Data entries
● ● ●

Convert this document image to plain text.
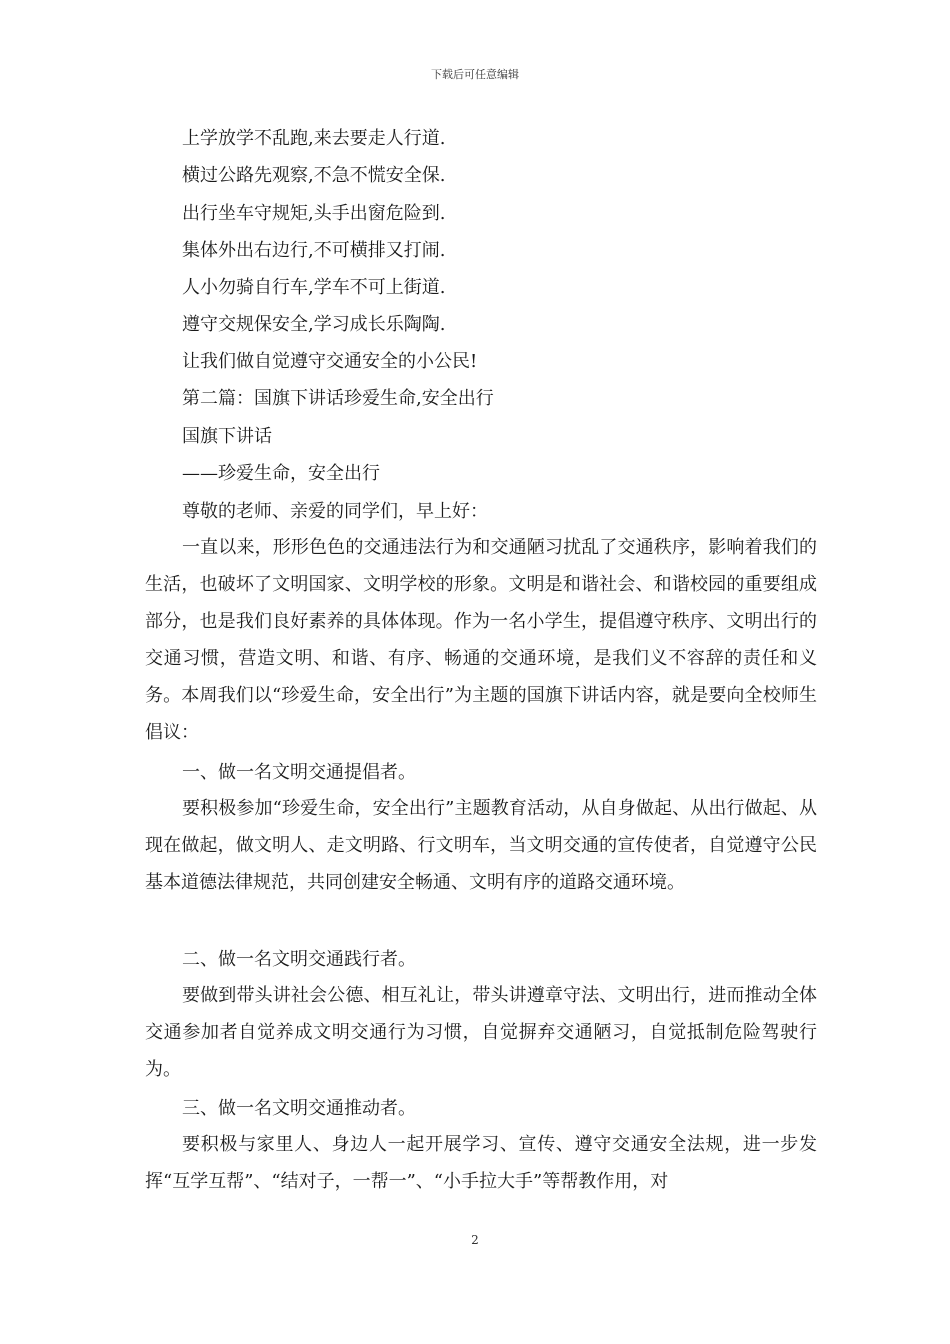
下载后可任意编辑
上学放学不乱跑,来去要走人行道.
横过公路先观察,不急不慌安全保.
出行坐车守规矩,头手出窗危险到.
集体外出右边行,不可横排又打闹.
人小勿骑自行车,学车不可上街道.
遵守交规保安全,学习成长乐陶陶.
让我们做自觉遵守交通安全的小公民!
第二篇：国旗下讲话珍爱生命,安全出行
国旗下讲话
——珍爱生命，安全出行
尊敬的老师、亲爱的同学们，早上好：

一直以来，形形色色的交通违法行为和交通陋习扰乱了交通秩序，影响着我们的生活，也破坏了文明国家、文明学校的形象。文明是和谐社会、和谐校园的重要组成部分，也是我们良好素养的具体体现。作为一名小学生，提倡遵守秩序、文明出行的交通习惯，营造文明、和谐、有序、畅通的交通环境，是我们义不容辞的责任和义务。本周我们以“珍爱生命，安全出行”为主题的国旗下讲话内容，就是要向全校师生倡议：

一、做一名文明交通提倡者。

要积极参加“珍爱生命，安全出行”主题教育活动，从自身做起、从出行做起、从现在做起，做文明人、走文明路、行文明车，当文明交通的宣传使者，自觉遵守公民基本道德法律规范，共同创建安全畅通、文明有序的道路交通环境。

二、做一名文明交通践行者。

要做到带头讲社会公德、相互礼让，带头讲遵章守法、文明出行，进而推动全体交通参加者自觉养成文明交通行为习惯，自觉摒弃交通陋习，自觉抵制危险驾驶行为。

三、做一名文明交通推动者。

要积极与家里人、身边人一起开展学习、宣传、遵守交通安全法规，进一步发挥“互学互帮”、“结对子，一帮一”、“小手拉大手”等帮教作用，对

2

● ● ●

### Instructions for the task
Extract all the data above exactly, excluding every picture.

### Answer to the task
Convert this document image to plain text.
下载后可任意编辑
上学放学不乱跑,来去要走人行道.
横过公路先观察,不急不慌安全保.
出行坐车守规矩,头手出窗危险到.
集体外出右边行,不可横排又打闹.
人小勿骑自行车,学车不可上街道.
遵守交规保安全,学习成长乐陶陶.
让我们做自觉遵守交通安全的小公民!
第二篇：国旗下讲话珍爱生命,安全出行
国旗下讲话
——珍爱生命，安全出行
尊敬的老师、亲爱的同学们，早上好：

一直以来，形形色色的交通违法行为和交通陋习扰乱了交通秩序，影响着我们的生活，也破坏了文明国家、文明学校的形象。文明是和谐社会、和谐校园的重要组成部分，也是我们良好素养的具体体现。作为一名小学生，提倡遵守秩序、文明出行的交通习惯，营造文明、和谐、有序、畅通的交通环境，是我们义不容辞的责任和义务。本周我们以“珍爱生命，安全出行”为主题的国旗下讲话内容，就是要向全校师生倡议：

一、做一名文明交通提倡者。

要积极参加“珍爱生命，安全出行”主题教育活动，从自身做起、从出行做起、从现在做起，做文明人、走文明路、行文明车，当文明交通的宣传使者，自觉遵守公民基本道德法律规范，共同创建安全畅通、文明有序的道路交通环境。

二、做一名文明交通践行者。

要做到带头讲社会公德、相互礼让，带头讲遵章守法、文明出行，进而推动全体交通参加者自觉养成文明交通行为习惯，自觉摒弃交通陋习，自觉抵制危险驾驶行为。

三、做一名文明交通推动者。

要积极与家里人、身边人一起开展学习、宣传、遵守交通安全法规，进一步发挥“互学互帮”、“结对子，一帮一”、“小手拉大手”等帮教作用，对

2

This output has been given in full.